- _To be done_:
Rewrite the lines below as a numbered list, skipping any blank lines and omitting the pictures.

- _Data records_:
_ _ _
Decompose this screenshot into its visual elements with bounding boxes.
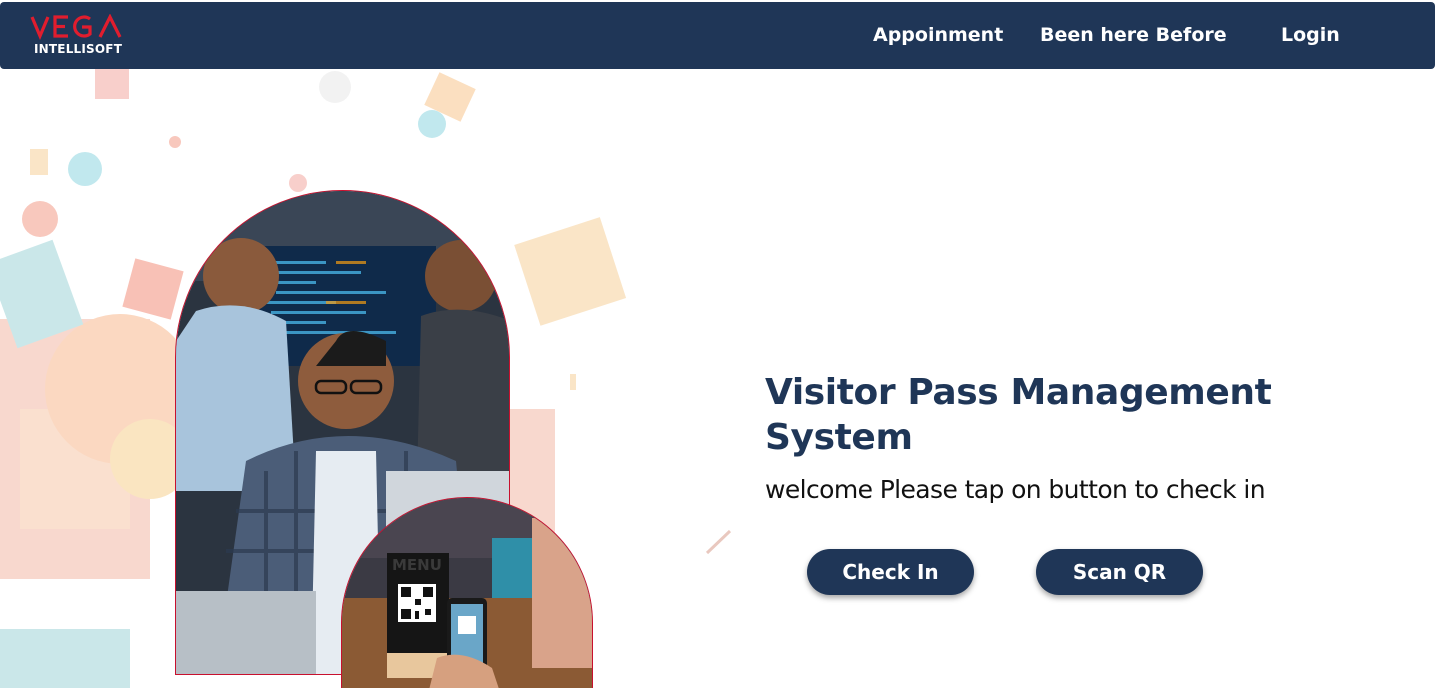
vega-logo-mark: [30, 14, 122, 40]
nav-login-link[interactable]: Login: [1281, 24, 1340, 46]
logo-subtext: INTELLISOFT: [34, 42, 123, 56]
menu-sign-text: MENU: [392, 556, 442, 574]
scan-qr-button[interactable]: Scan QR: [1036, 549, 1203, 595]
hero-title: Visitor Pass Management System: [765, 372, 1272, 458]
top-navbar: INTELLISOFT Appoinment Been here Before …: [0, 2, 1435, 69]
nav-been-here-before-link[interactable]: Been here Before: [1040, 24, 1227, 46]
check-in-button[interactable]: Check In: [807, 549, 974, 595]
hero-subtitle: welcome Please tap on button to check in: [765, 475, 1266, 504]
nav-appointment-link[interactable]: Appoinment: [873, 24, 1003, 46]
vega-logo[interactable]: INTELLISOFT: [30, 14, 130, 60]
visitor-pass-landing-page: INTELLISOFT Appoinment Been here Before …: [0, 0, 1435, 688]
_ _ _
- _Finished exercise_:
1. Decompose this screenshot into its visual elements with bounding boxes.
2. vega-logo-mark: [30, 14, 122, 40]
3. nav-login-link[interactable]: Login: [1281, 24, 1340, 46]
4. logo-subtext: INTELLISOFT: [34, 42, 123, 56]
5. menu-sign-text: MENU: [392, 556, 442, 574]
6. scan-qr-button[interactable]: Scan QR: [1036, 549, 1203, 595]
7. hero-title: Visitor Pass Management System: [765, 372, 1272, 458]
8. top-navbar: INTELLISOFT Appoinment Been here Before …: [0, 2, 1435, 69]
9. nav-been-here-before-link[interactable]: Been here Before: [1040, 24, 1227, 46]
10. check-in-button[interactable]: Check In: [807, 549, 974, 595]
11. hero-subtitle: welcome Please tap on button to check in: [765, 475, 1266, 504]
12. nav-appointment-link[interactable]: Appoinment: [873, 24, 1003, 46]
13. vega-logo[interactable]: INTELLISOFT: [30, 14, 130, 60]
14. visitor-pass-landing-page: INTELLISOFT Appoinment Been here Before …: [0, 0, 1435, 688]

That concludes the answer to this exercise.